* [What you should do]: Your task is to repeat all of the material exactly.

* [Input records]:
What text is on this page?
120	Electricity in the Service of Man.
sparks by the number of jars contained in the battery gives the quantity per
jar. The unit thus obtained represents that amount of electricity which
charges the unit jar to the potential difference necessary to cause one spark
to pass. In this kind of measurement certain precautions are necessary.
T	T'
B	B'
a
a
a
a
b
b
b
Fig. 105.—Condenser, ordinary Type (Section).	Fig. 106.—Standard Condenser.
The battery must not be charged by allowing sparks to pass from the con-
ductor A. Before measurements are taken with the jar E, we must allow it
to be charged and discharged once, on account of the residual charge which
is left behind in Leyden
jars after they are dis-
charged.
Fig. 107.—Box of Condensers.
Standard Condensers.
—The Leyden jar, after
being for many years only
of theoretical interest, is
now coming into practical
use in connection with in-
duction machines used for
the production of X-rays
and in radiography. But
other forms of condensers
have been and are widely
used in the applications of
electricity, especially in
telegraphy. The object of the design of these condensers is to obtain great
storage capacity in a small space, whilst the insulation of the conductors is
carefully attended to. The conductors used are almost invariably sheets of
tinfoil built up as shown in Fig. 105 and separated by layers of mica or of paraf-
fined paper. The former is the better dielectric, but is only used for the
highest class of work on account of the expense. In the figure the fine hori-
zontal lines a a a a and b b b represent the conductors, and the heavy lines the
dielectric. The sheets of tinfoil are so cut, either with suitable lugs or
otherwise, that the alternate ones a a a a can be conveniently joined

* [Answer]:
What text is on this page?
120	Electricity in the Service of Man.
sparks by the number of jars contained in the battery gives the quantity per
jar. The unit thus obtained represents that amount of electricity which
charges the unit jar to the potential difference necessary to cause one spark
to pass. In this kind of measurement certain precautions are necessary.
T	T'
B	B'
a
a
a
a
b
b
b
Fig. 105.—Condenser, ordinary Type (Section).	Fig. 106.—Standard Condenser.
The battery must not be charged by allowing sparks to pass from the con-
ductor A. Before measurements are taken with the jar E, we must allow it
to be charged and discharged once, on account of the residual charge which
is left behind in Leyden
jars after they are dis-
charged.
Fig. 107.—Box of Condensers.
Standard Condensers.
—The Leyden jar, after
being for many years only
of theoretical interest, is
now coming into practical
use in connection with in-
duction machines used for
the production of X-rays
and in radiography. But
other forms of condensers
have been and are widely
used in the applications of
electricity, especially in
telegraphy. The object of the design of these condensers is to obtain great
storage capacity in a small space, whilst the insulation of the conductors is
carefully attended to. The conductors used are almost invariably sheets of
tinfoil built up as shown in Fig. 105 and separated by layers of mica or of paraf-
fined paper. The former is the better dielectric, but is only used for the
highest class of work on account of the expense. In the figure the fine hori-
zontal lines a a a a and b b b represent the conductors, and the heavy lines the
dielectric. The sheets of tinfoil are so cut, either with suitable lugs or
otherwise, that the alternate ones a a a a can be conveniently joined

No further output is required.